Pick out each line containing the string "page".

>> Start SUPPLIED RECORDS

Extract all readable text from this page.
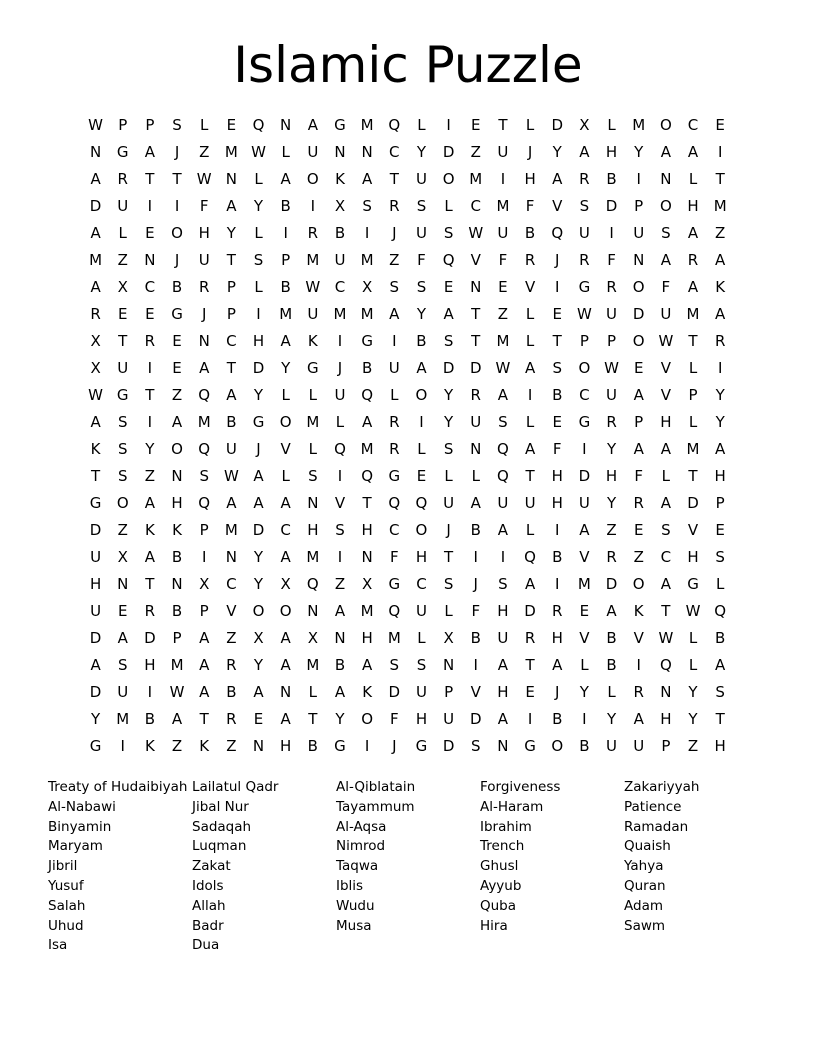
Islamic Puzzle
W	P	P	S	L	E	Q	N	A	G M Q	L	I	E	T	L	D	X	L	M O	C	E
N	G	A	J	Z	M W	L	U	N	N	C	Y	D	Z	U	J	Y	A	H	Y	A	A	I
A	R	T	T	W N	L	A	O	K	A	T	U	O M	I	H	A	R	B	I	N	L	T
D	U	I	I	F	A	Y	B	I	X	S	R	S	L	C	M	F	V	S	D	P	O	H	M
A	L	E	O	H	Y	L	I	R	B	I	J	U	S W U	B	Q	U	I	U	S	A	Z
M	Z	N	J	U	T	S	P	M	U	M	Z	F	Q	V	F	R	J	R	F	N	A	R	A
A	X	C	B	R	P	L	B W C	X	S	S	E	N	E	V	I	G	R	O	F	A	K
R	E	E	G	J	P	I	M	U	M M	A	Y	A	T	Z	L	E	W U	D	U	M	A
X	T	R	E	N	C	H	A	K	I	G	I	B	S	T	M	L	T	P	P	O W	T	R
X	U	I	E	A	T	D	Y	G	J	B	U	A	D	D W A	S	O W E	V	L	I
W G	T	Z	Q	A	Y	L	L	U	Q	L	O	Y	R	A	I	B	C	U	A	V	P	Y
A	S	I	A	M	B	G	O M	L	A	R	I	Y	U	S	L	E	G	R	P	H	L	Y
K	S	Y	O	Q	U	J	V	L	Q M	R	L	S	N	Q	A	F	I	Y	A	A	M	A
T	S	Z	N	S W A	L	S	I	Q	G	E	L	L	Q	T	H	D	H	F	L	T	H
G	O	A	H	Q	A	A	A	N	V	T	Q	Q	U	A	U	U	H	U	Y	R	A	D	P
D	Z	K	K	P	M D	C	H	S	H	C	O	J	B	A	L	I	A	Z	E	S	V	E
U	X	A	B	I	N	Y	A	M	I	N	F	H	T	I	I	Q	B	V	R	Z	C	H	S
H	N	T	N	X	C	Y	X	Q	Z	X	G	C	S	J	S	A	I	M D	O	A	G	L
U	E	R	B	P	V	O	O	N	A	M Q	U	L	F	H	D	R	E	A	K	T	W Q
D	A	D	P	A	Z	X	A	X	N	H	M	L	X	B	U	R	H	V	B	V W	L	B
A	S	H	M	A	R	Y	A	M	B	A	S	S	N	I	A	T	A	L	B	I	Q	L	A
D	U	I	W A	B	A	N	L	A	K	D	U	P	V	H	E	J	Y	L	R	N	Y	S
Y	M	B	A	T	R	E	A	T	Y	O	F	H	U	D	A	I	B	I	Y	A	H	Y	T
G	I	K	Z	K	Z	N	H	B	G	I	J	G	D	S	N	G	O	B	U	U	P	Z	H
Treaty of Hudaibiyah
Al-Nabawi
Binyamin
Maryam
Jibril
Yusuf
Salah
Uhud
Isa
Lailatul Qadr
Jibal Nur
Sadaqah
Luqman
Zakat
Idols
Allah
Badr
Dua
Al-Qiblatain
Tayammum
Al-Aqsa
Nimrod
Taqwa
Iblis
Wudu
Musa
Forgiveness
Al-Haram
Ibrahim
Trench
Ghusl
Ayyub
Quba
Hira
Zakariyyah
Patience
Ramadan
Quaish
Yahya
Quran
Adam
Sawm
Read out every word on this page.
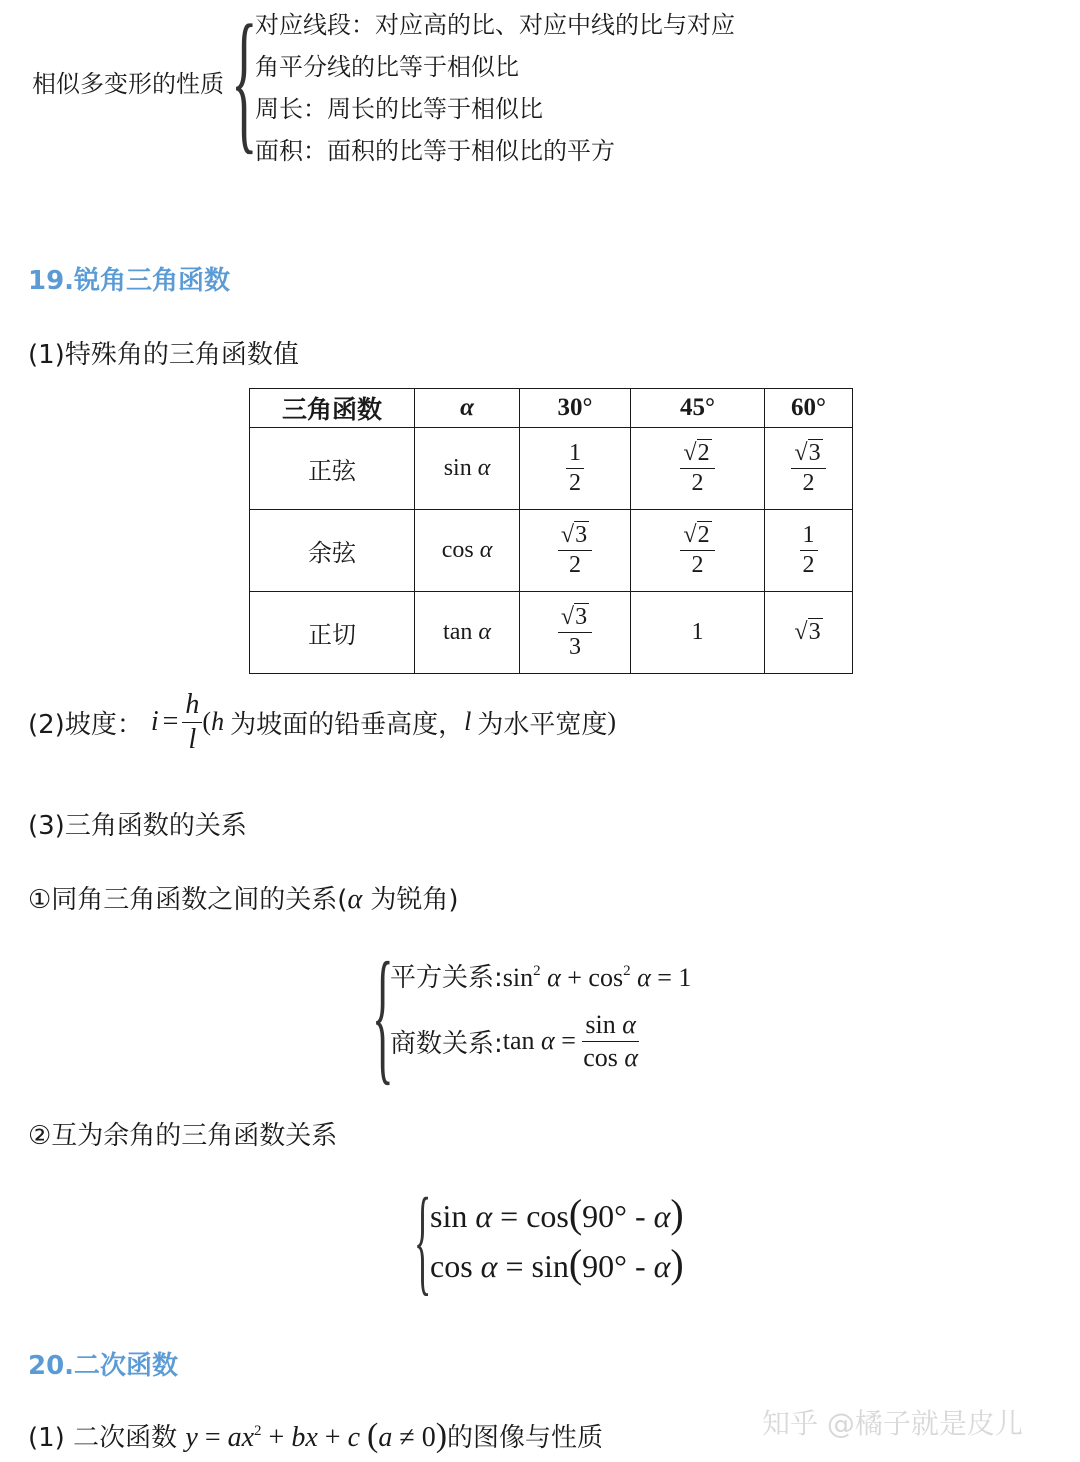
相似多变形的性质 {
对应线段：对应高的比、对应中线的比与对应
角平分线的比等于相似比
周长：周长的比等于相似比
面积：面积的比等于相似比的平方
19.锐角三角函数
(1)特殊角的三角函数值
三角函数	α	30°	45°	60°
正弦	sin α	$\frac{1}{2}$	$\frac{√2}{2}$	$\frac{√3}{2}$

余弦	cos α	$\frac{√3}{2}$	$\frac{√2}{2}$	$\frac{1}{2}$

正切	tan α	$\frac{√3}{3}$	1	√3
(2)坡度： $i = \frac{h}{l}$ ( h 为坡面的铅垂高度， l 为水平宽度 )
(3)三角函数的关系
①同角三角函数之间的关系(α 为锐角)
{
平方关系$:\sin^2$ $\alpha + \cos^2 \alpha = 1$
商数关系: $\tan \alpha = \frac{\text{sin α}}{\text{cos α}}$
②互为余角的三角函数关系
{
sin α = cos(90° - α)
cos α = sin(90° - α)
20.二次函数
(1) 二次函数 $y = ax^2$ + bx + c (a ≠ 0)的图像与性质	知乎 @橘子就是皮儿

>> End SUPPLIED RECORDS

# IN RESPONSE
Extract all readable text from this page.
Read out every word on this page.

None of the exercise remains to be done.